Task brief:
Lines containing the word "equivalent" are the ones to copy from the records below.
**** Exercise materials
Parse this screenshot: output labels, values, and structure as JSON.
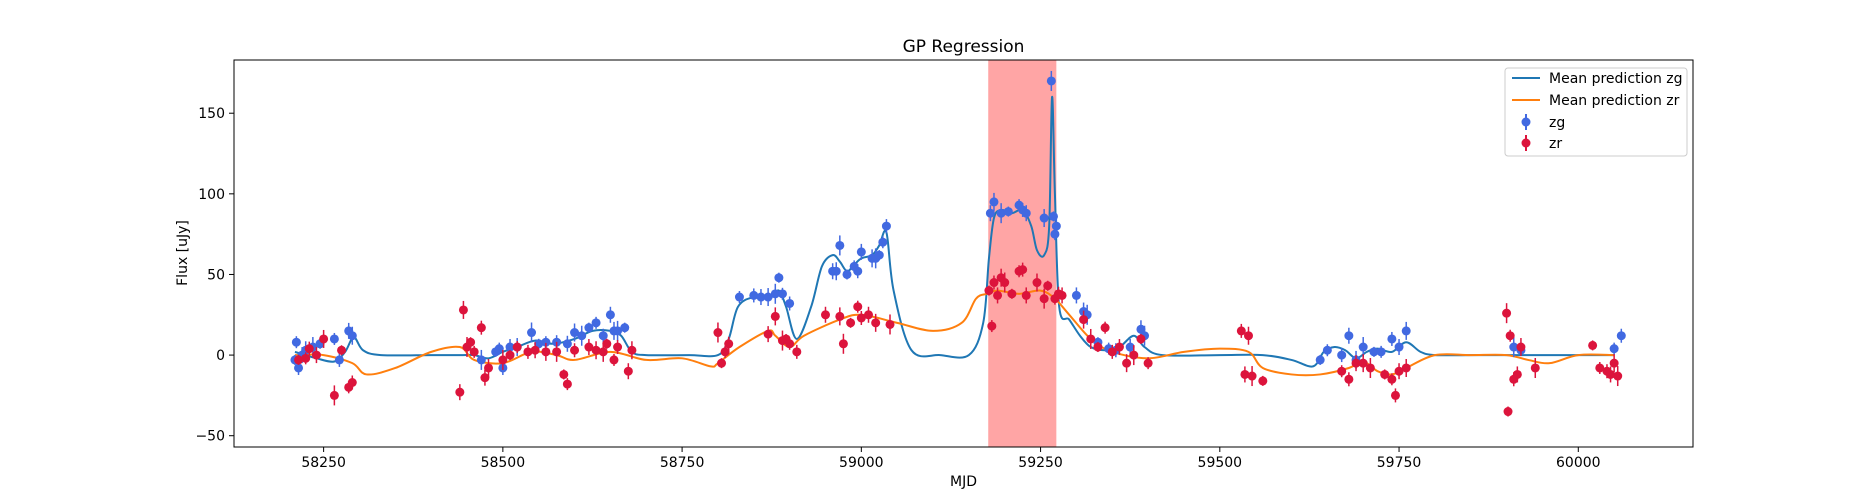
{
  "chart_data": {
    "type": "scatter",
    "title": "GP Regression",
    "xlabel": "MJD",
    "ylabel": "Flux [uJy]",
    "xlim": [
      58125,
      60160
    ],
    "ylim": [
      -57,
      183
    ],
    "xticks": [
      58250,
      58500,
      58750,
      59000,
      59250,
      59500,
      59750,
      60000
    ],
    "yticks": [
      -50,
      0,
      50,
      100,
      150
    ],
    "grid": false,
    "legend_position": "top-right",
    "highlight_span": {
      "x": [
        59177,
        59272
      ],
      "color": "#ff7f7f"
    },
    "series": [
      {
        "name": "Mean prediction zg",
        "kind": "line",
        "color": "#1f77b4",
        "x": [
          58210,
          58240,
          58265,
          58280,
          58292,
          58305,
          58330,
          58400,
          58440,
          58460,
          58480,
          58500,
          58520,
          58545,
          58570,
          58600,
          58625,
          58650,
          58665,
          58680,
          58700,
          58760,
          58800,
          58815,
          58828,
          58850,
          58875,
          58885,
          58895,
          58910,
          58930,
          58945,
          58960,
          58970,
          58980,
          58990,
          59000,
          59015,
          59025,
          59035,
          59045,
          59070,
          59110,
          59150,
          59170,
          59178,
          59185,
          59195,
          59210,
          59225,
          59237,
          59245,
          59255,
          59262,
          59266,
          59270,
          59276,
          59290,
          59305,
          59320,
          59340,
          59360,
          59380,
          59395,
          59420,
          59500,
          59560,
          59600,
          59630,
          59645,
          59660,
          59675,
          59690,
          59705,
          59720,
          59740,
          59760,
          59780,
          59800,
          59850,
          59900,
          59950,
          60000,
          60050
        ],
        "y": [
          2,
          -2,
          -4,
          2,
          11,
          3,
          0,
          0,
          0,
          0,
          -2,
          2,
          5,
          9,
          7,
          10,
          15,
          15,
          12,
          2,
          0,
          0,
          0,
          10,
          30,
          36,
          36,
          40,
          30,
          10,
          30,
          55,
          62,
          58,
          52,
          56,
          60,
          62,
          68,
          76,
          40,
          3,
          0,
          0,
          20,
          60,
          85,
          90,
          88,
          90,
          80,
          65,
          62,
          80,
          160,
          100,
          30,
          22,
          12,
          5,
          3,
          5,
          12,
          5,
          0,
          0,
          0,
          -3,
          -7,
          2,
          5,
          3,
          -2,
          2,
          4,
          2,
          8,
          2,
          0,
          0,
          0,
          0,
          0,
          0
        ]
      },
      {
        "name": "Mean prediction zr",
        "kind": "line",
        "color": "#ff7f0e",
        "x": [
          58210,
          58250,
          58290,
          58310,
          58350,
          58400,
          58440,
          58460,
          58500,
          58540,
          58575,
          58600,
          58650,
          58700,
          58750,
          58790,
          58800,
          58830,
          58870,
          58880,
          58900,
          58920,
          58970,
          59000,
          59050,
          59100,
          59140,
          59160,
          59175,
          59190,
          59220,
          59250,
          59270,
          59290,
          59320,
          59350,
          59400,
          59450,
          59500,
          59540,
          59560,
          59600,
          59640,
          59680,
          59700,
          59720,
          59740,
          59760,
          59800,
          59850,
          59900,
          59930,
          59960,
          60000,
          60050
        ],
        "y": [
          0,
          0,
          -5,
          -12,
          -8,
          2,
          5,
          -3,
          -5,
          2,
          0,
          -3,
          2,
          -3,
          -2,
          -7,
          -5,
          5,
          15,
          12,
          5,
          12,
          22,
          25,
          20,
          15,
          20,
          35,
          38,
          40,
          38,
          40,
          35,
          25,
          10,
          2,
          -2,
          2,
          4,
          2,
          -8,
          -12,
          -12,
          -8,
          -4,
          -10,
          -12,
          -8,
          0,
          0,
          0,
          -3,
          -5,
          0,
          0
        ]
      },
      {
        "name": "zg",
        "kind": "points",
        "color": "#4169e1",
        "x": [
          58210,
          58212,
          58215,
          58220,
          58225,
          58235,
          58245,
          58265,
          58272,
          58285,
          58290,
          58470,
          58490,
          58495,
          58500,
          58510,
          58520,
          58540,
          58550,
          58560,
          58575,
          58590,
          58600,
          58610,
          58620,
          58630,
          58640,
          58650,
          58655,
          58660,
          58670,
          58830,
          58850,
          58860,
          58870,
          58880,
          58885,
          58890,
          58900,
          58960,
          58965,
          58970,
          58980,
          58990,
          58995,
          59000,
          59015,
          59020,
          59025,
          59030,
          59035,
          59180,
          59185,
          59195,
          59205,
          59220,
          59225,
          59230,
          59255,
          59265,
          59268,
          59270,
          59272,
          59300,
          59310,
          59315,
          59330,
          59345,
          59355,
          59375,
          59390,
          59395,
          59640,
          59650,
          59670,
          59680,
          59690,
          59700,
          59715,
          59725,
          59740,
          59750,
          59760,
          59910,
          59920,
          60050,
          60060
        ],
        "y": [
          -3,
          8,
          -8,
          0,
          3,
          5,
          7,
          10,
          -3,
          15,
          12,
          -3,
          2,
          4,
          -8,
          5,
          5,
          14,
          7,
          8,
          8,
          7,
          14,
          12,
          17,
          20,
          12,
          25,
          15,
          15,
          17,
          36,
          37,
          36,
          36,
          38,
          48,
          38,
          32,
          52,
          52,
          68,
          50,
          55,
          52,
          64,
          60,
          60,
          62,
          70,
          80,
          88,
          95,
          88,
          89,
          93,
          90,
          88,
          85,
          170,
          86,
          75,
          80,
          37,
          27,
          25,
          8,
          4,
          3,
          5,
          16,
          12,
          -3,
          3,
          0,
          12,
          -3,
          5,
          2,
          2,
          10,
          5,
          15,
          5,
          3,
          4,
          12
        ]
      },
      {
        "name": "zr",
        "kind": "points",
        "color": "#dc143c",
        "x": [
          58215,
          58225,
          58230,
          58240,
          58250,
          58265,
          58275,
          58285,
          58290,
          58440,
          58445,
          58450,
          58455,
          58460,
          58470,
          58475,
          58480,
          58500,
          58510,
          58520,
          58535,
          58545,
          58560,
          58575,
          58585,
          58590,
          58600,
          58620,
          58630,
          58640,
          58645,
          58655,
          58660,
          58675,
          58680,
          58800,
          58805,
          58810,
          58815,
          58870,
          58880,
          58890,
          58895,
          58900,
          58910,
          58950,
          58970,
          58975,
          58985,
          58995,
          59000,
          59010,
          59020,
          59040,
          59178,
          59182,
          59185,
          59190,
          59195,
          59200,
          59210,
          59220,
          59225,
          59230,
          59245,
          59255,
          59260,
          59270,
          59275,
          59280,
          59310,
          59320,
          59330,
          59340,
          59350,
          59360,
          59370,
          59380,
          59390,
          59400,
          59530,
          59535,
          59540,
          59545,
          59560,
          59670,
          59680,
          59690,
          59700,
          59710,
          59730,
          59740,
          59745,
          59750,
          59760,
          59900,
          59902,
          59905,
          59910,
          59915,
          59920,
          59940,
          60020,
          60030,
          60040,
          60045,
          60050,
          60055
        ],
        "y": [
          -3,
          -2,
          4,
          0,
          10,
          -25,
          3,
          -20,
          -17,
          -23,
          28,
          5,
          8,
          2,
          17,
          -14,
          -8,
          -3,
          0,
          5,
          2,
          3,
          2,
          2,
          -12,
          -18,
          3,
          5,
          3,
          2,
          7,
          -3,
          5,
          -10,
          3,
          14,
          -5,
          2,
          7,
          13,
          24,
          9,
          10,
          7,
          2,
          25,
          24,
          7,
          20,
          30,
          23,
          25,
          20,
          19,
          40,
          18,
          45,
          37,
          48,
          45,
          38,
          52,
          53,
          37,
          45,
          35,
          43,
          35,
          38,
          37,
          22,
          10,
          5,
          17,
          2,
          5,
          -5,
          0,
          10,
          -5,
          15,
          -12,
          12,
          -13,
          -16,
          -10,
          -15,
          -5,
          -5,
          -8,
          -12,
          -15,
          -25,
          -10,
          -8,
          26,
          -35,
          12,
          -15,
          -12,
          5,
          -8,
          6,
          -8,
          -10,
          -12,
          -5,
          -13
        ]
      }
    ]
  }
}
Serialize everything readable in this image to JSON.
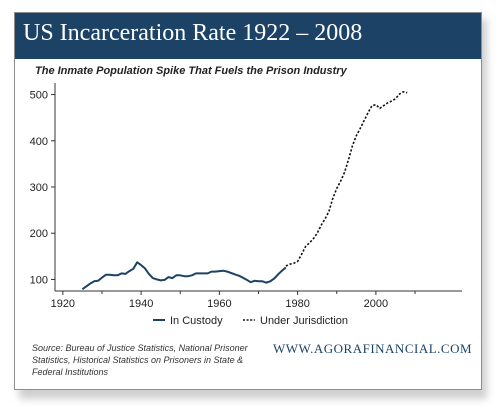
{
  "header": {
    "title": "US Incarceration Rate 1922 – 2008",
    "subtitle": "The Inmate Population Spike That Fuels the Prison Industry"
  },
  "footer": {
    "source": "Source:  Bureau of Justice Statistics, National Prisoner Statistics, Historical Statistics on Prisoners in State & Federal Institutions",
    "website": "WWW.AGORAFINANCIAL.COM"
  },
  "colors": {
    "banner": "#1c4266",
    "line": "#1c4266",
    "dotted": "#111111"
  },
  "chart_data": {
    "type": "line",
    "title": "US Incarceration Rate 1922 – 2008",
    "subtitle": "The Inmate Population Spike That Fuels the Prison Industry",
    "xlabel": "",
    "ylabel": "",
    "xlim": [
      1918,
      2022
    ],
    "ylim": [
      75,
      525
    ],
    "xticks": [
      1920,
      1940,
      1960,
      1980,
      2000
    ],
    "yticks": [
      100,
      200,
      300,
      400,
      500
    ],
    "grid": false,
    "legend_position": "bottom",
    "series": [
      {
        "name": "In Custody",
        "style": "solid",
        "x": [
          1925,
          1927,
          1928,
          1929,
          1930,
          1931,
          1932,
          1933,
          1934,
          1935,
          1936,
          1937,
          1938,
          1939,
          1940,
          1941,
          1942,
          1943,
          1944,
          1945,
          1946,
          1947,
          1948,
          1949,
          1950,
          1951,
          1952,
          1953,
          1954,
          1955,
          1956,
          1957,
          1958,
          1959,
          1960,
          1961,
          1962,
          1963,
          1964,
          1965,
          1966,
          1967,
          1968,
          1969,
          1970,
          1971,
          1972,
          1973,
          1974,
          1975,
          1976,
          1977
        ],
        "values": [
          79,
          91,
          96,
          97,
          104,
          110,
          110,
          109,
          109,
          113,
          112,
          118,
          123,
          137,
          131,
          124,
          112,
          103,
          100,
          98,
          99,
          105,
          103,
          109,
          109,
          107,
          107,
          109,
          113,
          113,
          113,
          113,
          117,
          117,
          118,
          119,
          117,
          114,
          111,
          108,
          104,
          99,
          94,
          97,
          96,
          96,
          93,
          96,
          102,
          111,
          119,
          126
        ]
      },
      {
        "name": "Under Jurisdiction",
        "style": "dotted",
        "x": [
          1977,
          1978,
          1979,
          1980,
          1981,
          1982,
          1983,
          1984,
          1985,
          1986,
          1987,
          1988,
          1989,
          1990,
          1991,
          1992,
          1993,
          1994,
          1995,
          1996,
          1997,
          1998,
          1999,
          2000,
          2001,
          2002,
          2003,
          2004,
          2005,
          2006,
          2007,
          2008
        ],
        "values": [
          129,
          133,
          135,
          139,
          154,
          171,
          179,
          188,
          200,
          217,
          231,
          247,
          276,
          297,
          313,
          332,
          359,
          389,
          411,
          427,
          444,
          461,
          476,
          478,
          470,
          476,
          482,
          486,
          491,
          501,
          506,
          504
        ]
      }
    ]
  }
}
********
**** Exercise materials
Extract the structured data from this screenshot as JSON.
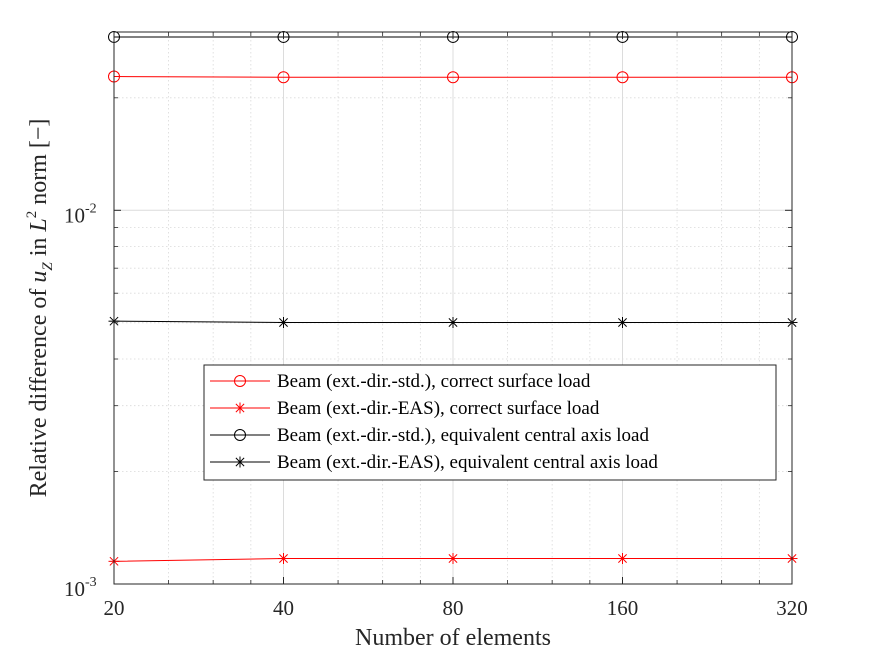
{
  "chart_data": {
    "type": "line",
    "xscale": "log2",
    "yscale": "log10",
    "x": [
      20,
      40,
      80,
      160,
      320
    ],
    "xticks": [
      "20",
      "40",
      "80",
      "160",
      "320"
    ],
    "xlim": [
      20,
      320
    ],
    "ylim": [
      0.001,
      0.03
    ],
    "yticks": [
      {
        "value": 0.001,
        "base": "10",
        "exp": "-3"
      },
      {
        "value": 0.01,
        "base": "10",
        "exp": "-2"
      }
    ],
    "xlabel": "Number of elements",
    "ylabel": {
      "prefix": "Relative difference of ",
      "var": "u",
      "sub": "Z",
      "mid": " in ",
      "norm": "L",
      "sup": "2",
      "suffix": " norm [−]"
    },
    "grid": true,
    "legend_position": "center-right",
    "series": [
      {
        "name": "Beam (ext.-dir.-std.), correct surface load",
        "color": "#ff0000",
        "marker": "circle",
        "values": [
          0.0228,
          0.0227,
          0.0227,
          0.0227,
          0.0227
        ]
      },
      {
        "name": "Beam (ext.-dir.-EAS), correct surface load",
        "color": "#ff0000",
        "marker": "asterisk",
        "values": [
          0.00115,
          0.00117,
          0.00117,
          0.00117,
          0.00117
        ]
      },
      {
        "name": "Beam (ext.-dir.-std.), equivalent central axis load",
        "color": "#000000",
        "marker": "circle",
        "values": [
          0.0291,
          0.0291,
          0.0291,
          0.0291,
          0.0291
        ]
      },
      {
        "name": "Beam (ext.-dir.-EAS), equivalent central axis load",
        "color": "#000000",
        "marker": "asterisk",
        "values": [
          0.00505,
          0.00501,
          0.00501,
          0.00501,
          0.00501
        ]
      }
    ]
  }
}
********
The reply:
        "name": "Beam (ext.-dir.-std.), equivalent central axis load",
        "name": "Beam (ext.-dir.-EAS), equivalent central axis load",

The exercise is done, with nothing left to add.